*** Given information ***

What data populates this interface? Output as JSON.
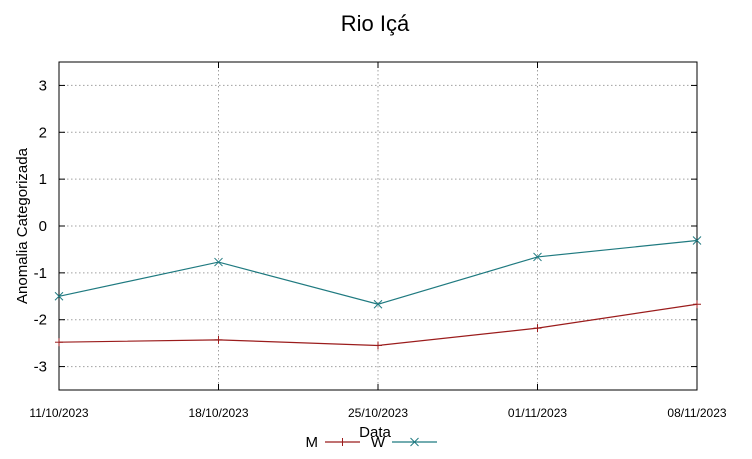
{
  "chart_data": {
    "type": "line",
    "title": "Rio Içá",
    "xlabel": "Data",
    "ylabel": "Anomalia Categorizada",
    "categories": [
      "11/10/2023",
      "18/10/2023",
      "25/10/2023",
      "01/11/2023",
      "08/11/2023"
    ],
    "x": [
      "2023-10-11",
      "2023-10-18",
      "2023-10-25",
      "2023-11-01",
      "2023-11-08"
    ],
    "yticks": [
      3,
      2,
      1,
      0,
      -1,
      -2,
      -3
    ],
    "ylim": [
      -3.5,
      3.5
    ],
    "grid": true,
    "legend": "bottom-center",
    "series": [
      {
        "name": "M",
        "color": "#9b1c1c",
        "marker": "+",
        "values": [
          -2.48,
          -2.43,
          -2.55,
          -2.18,
          -1.67
        ]
      },
      {
        "name": "W",
        "color": "#1f7a80",
        "marker": "x",
        "values": [
          -1.5,
          -0.77,
          -1.67,
          -0.66,
          -0.31
        ]
      }
    ]
  }
}
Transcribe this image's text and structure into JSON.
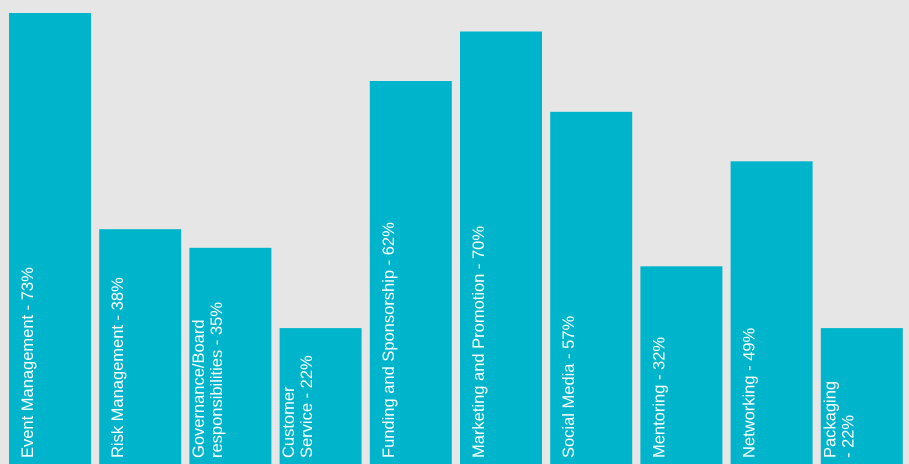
{
  "colors": {
    "background": "#e6e6e7",
    "bar": "#00b5cb",
    "label": "#ffffff"
  },
  "chart_data": {
    "type": "bar",
    "orientation": "vertical",
    "axes_visible": false,
    "grid": false,
    "legend": "none",
    "ylim": [
      0,
      73
    ],
    "categories": [
      [
        "Event Management - 73%"
      ],
      [
        "Risk Management - 38%"
      ],
      [
        "Governance/Board",
        "responsibilities - 35%"
      ],
      [
        "Customer",
        "Service - 22%"
      ],
      [
        "Funding and Sponsorship - 62%"
      ],
      [
        "Marketing and Promotion - 70%"
      ],
      [
        "Social Media - 57%"
      ],
      [
        "Mentoring - 32%"
      ],
      [
        "Networking - 49%"
      ],
      [
        "Packaging",
        "- 22%"
      ]
    ],
    "values": [
      73,
      38,
      35,
      22,
      62,
      70,
      57,
      32,
      49,
      22
    ]
  }
}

***

▸ Task to carry out: Print every record above exactly as written, leaving out the pictures.

▸ Expected answer:
What data populates this interface? Output as JSON.
{
  "chart_data": {
    "type": "line",
    "title": "Rio Içá",
    "xlabel": "Data",
    "ylabel": "Anomalia Categorizada",
    "categories": [
      "11/10/2023",
      "18/10/2023",
      "25/10/2023",
      "01/11/2023",
      "08/11/2023"
    ],
    "x": [
      "2023-10-11",
      "2023-10-18",
      "2023-10-25",
      "2023-11-01",
      "2023-11-08"
    ],
    "yticks": [
      3,
      2,
      1,
      0,
      -1,
      -2,
      -3
    ],
    "ylim": [
      -3.5,
      3.5
    ],
    "grid": true,
    "legend": "bottom-center",
    "series": [
      {
        "name": "M",
        "color": "#9b1c1c",
        "marker": "+",
        "values": [
          -2.48,
          -2.43,
          -2.55,
          -2.18,
          -1.67
        ]
      },
      {
        "name": "W",
        "color": "#1f7a80",
        "marker": "x",
        "values": [
          -1.5,
          -0.77,
          -1.67,
          -0.66,
          -0.31
        ]
      }
    ]
  }
}
Transcribe this image's text and structure into JSON.
{
  "colors": {
    "background": "#e6e6e7",
    "bar": "#00b5cb",
    "label": "#ffffff"
  },
  "chart_data": {
    "type": "bar",
    "orientation": "vertical",
    "axes_visible": false,
    "grid": false,
    "legend": "none",
    "ylim": [
      0,
      73
    ],
    "categories": [
      [
        "Event Management - 73%"
      ],
      [
        "Risk Management - 38%"
      ],
      [
        "Governance/Board",
        "responsibilities - 35%"
      ],
      [
        "Customer",
        "Service - 22%"
      ],
      [
        "Funding and Sponsorship - 62%"
      ],
      [
        "Marketing and Promotion - 70%"
      ],
      [
        "Social Media - 57%"
      ],
      [
        "Mentoring - 32%"
      ],
      [
        "Networking - 49%"
      ],
      [
        "Packaging",
        "- 22%"
      ]
    ],
    "values": [
      73,
      38,
      35,
      22,
      62,
      70,
      57,
      32,
      49,
      22
    ]
  }
}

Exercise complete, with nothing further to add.